(Element and region data)
---
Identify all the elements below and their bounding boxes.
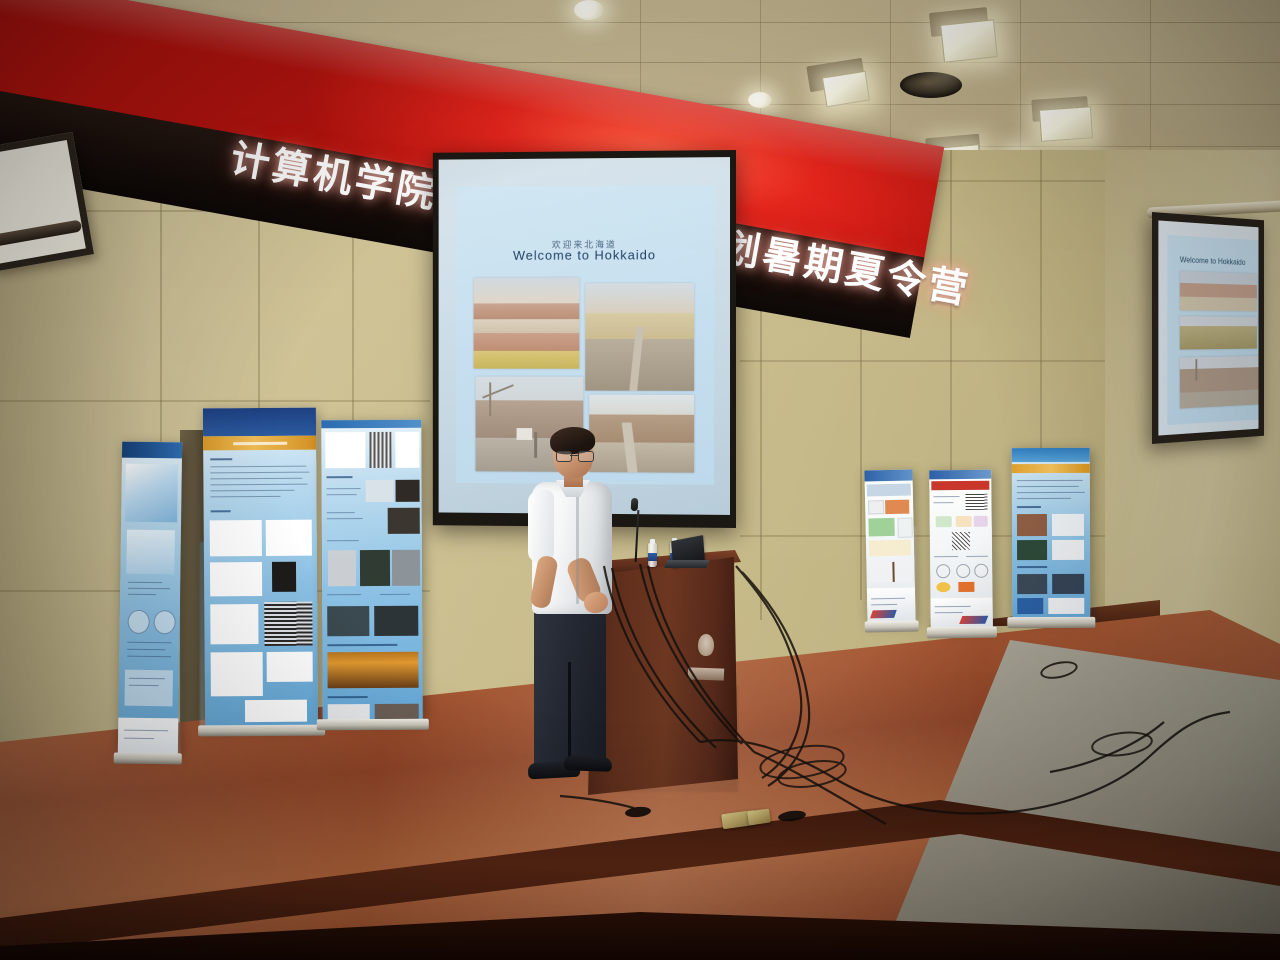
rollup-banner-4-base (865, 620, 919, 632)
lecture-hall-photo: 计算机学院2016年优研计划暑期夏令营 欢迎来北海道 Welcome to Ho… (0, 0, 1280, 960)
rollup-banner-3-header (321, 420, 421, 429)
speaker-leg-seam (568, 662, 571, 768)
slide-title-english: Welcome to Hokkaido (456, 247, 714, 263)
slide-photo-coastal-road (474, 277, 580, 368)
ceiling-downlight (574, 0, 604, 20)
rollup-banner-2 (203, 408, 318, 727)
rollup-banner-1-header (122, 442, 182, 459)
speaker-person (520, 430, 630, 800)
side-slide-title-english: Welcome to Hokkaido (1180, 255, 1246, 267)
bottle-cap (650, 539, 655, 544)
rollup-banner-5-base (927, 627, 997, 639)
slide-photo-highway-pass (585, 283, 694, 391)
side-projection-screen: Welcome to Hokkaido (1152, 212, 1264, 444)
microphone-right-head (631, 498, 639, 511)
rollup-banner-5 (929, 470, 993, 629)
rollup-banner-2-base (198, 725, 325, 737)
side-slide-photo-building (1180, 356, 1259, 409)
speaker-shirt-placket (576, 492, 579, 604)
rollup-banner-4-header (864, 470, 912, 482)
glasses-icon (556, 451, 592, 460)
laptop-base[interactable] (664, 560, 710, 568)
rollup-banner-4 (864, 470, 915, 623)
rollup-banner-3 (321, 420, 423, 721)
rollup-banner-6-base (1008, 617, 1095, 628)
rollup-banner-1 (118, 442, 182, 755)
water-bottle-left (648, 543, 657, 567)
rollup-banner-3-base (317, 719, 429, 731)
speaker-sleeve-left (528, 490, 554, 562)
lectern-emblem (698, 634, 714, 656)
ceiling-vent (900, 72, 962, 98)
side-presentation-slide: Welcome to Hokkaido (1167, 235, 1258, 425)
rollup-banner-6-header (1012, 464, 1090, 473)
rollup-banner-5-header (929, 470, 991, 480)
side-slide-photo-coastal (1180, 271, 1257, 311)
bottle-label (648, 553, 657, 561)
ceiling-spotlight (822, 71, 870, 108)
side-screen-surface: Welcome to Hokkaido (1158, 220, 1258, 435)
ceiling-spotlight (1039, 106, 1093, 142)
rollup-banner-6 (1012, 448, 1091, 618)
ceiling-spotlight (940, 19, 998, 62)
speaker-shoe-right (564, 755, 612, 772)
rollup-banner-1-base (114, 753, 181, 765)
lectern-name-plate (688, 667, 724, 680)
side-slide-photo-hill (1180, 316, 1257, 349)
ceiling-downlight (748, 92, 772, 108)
---
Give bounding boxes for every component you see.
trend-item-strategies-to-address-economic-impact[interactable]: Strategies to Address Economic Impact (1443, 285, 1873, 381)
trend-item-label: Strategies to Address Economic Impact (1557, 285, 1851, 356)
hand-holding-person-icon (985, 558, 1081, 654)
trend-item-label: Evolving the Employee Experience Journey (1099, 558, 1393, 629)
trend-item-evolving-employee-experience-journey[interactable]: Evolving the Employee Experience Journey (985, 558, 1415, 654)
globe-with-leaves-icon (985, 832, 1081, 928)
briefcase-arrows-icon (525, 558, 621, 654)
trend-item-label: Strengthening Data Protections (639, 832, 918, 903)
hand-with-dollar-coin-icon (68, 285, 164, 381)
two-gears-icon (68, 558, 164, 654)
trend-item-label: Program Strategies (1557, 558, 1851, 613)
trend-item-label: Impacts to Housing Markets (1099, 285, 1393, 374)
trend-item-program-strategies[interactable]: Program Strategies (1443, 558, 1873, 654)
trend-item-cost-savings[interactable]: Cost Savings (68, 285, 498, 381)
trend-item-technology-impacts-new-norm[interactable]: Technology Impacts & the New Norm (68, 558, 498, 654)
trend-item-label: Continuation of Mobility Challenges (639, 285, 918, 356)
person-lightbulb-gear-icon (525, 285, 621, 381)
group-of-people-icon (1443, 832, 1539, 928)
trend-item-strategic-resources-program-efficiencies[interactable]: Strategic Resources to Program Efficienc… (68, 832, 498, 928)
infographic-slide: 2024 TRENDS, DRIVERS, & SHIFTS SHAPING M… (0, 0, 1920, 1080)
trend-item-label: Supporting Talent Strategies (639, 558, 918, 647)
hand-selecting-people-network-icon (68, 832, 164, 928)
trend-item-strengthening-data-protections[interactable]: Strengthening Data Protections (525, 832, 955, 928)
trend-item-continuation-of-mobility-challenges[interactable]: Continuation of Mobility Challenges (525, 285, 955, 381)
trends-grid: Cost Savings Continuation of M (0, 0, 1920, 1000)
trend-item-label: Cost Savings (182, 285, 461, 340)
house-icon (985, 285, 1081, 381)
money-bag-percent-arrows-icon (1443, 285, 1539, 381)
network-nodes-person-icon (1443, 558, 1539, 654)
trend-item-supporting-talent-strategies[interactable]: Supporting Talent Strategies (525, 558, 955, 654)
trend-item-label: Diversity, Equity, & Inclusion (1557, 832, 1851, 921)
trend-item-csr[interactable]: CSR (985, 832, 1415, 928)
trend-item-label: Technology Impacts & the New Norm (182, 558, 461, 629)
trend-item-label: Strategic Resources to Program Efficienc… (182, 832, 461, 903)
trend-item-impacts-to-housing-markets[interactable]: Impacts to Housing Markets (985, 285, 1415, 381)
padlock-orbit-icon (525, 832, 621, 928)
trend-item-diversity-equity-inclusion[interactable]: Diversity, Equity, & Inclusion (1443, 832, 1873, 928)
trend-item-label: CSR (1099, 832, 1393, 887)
---
◆ **Exercise**
Render the listing as a numbered list from the line with "Give bounding boxes" up to and including the line with "hand-holding-person-icon (985, 558, 1081, 654)", skipping any blank lines.

◆ **Exercise answer**
1. Give bounding boxes for every component you see.
2. trend-item-strategies-to-address-economic-impact[interactable]: Strategies to Address Economic Impact (1443, 285, 1873, 381)
3. trend-item-label: Strategies to Address Economic Impact (1557, 285, 1851, 356)
4. hand-holding-person-icon (985, 558, 1081, 654)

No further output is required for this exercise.